__Records excerpted from a collection__

▬▬▬

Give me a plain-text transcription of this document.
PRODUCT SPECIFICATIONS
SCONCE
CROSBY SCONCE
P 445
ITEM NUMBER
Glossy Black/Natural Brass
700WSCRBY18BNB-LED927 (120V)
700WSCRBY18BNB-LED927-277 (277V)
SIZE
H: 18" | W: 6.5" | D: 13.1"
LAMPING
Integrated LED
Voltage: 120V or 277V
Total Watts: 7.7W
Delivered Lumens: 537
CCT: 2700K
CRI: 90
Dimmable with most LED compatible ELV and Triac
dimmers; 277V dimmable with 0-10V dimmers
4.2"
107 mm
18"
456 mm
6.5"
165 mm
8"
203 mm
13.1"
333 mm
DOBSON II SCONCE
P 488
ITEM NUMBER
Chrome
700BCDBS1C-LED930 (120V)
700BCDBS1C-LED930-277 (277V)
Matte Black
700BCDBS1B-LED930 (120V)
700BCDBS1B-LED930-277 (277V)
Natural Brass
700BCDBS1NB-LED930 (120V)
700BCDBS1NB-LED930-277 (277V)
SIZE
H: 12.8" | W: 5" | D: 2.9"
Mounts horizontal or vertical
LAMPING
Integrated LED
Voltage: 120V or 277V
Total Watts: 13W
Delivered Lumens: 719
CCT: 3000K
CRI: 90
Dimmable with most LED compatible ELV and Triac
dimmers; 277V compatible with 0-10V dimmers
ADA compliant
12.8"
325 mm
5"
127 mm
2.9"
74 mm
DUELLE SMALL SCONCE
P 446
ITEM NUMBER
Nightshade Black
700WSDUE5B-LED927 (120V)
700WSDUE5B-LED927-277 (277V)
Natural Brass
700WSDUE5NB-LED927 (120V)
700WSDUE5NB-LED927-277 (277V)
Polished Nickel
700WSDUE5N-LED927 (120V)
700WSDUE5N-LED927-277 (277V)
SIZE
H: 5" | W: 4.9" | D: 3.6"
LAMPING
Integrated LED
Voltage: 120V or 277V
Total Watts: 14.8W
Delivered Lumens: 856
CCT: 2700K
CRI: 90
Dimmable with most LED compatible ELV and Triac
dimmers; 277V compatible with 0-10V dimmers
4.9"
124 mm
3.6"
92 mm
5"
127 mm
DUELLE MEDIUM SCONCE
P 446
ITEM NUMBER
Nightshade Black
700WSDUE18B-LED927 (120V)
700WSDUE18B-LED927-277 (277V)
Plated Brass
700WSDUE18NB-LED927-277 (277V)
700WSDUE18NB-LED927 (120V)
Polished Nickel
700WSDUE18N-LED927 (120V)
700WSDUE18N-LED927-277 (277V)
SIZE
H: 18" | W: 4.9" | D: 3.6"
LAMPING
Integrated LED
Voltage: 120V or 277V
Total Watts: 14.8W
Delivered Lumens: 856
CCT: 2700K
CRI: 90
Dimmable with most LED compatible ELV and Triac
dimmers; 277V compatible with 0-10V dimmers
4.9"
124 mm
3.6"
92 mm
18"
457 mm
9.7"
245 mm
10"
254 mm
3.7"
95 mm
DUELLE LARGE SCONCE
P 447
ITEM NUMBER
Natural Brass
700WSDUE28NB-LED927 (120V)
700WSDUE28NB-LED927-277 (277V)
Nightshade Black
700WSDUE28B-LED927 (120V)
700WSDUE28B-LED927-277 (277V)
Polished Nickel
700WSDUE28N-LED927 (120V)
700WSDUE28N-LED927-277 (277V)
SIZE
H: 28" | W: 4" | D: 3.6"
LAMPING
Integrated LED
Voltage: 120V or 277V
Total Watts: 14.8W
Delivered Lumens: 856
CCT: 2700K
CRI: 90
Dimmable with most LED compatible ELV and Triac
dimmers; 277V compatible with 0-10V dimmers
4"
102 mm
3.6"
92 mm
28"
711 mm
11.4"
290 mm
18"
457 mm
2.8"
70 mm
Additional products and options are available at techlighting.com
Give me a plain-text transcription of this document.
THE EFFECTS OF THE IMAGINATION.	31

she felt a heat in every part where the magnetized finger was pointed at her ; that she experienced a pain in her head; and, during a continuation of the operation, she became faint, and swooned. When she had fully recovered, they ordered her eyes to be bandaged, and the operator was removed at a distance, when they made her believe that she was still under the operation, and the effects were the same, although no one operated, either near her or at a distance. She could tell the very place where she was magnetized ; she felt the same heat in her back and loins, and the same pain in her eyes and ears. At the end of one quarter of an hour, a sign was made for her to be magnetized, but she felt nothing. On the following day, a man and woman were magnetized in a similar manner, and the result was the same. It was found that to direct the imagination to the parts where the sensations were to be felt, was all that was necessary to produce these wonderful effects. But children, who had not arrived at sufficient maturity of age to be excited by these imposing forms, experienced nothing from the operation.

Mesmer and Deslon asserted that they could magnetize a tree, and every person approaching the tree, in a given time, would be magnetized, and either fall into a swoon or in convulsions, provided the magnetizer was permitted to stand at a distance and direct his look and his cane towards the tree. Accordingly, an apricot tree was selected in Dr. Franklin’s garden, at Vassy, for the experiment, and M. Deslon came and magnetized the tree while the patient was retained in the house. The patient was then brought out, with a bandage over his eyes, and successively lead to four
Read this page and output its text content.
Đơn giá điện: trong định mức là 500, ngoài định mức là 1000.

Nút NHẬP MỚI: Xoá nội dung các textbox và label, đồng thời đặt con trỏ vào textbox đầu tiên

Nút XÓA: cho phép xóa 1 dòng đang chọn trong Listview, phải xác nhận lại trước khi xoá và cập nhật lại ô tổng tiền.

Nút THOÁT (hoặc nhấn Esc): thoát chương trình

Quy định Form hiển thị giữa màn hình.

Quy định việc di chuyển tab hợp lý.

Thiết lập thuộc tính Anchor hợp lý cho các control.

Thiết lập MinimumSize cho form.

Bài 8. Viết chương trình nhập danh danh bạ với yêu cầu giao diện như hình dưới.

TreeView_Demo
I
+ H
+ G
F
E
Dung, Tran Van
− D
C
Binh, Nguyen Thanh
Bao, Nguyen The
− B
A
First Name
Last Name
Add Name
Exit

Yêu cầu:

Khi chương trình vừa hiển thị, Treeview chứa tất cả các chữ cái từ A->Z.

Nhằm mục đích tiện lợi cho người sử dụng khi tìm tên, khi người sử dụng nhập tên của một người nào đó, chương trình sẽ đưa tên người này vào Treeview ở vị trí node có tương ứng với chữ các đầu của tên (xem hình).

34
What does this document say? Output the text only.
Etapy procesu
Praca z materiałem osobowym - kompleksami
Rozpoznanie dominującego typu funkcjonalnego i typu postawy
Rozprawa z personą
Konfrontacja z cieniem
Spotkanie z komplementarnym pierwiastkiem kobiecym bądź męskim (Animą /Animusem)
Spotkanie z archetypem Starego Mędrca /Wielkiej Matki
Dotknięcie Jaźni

▬▬▬

Copy exactly the lines from the one containing "Read this page and output its text content." through the last line of the records, both included, and nothing else.

Read this page and output its text content.
Đơn giá điện: trong định mức là 500, ngoài định mức là 1000.

Nút NHẬP MỚI: Xoá nội dung các textbox và label, đồng thời đặt con trỏ vào textbox đầu tiên

Nút XÓA: cho phép xóa 1 dòng đang chọn trong Listview, phải xác nhận lại trước khi xoá và cập nhật lại ô tổng tiền.

Nút THOÁT (hoặc nhấn Esc): thoát chương trình

Quy định Form hiển thị giữa màn hình.

Quy định việc di chuyển tab hợp lý.

Thiết lập thuộc tính Anchor hợp lý cho các control.

Thiết lập MinimumSize cho form.

Bài 8. Viết chương trình nhập danh danh bạ với yêu cầu giao diện như hình dưới.

TreeView_Demo
I
+ H
+ G
F
E
Dung, Tran Van
− D
C
Binh, Nguyen Thanh
Bao, Nguyen The
− B
A
First Name
Last Name
Add Name
Exit

Yêu cầu:

Khi chương trình vừa hiển thị, Treeview chứa tất cả các chữ cái từ A->Z.

Nhằm mục đích tiện lợi cho người sử dụng khi tìm tên, khi người sử dụng nhập tên của một người nào đó, chương trình sẽ đưa tên người này vào Treeview ở vị trí node có tương ứng với chữ các đầu của tên (xem hình).

34
What does this document say? Output the text only.
Etapy procesu
Praca z materiałem osobowym - kompleksami
Rozpoznanie dominującego typu funkcjonalnego i typu postawy
Rozprawa z personą
Konfrontacja z cieniem
Spotkanie z komplementarnym pierwiastkiem kobiecym bądź męskim (Animą /Animusem)
Spotkanie z archetypem Starego Mędrca /Wielkiej Matki
Dotknięcie Jaźni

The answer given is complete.